**What you will do**
Only the number is wanted: how many lines hold the word "text"?

**Extracted data**
==================================================
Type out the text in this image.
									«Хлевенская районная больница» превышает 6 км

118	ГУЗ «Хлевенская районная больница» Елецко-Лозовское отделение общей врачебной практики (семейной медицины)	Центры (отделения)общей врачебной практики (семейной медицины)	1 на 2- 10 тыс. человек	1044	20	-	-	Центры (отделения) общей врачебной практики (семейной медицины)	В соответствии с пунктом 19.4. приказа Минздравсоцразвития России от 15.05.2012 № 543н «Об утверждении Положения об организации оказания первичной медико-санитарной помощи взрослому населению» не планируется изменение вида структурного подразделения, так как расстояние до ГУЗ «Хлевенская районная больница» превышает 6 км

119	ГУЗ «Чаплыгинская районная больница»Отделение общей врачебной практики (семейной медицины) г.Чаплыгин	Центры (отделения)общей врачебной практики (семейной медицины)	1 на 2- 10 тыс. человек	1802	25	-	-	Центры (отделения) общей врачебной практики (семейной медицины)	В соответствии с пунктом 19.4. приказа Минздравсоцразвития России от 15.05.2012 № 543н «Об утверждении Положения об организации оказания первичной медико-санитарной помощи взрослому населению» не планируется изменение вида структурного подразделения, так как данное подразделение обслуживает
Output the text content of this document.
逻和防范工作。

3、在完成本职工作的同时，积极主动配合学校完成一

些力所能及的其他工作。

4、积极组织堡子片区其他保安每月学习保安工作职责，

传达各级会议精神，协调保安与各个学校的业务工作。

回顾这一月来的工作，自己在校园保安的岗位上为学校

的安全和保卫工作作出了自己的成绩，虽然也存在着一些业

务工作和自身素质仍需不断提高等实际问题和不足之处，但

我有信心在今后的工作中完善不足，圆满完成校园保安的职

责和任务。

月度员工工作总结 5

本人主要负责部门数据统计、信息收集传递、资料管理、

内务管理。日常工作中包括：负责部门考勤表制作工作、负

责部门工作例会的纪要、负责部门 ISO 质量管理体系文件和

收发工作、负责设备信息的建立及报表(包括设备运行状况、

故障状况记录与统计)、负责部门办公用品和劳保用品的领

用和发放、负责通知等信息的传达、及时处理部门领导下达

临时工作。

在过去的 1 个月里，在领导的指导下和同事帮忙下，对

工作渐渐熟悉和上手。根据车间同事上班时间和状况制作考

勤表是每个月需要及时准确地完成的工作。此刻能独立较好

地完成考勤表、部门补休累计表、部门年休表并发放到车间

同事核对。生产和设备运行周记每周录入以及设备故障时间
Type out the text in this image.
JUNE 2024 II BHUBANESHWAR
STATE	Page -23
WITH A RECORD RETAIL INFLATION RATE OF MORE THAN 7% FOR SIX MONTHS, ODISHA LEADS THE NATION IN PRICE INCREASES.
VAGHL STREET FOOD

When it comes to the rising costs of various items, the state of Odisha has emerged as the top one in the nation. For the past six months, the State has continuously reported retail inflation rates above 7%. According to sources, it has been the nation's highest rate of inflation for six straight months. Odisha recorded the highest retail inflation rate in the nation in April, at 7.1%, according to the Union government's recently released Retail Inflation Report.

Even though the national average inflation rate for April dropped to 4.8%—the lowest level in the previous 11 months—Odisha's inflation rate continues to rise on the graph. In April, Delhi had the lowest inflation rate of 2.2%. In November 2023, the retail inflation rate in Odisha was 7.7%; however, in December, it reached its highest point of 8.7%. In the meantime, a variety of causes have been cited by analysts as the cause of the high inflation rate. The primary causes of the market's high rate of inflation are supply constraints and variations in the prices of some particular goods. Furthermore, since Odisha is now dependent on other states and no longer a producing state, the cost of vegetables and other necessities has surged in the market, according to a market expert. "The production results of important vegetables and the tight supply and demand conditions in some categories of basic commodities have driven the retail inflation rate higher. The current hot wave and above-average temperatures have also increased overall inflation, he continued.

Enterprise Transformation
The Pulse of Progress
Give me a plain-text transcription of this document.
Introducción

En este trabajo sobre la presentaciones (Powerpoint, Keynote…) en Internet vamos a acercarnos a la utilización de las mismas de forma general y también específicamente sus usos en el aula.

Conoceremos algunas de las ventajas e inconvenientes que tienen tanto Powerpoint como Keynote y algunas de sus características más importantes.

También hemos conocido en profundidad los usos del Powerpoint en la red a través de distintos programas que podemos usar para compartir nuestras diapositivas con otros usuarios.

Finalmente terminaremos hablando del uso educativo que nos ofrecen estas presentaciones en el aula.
==================================================
**Response**
4